--- Start Task inputs ---

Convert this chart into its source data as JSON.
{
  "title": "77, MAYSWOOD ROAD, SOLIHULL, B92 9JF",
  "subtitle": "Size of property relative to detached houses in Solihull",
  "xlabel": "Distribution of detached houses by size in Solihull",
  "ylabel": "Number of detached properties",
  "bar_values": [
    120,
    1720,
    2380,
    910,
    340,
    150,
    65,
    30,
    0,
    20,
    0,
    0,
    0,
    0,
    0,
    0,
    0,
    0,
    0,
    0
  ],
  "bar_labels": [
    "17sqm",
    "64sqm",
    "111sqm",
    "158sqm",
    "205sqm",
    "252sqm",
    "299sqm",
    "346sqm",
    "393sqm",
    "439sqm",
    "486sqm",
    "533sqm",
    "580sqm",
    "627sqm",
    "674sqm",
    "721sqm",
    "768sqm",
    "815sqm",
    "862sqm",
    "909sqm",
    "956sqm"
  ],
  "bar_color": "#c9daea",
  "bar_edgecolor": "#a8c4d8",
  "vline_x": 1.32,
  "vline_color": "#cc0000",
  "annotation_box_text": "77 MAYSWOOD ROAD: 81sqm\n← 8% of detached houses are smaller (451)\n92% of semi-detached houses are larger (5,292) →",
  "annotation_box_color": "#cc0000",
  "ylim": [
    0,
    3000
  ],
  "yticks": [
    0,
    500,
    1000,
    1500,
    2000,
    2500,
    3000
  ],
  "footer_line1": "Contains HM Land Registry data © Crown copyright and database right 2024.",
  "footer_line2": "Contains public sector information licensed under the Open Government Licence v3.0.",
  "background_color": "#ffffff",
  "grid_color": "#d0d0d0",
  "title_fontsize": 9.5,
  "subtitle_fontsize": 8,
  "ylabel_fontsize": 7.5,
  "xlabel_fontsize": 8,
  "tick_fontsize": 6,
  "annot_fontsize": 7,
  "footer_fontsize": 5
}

--- End Task inputs ---

Exercise description => Pick out the lines above containing the word "Contains", then copy them.

Solved problem =>
  "footer_line1": "Contains HM Land Registry data © Crown copyright and database right 2024.",
  "footer_line2": "Contains public sector information licensed under the Open Government Licence v3.0.",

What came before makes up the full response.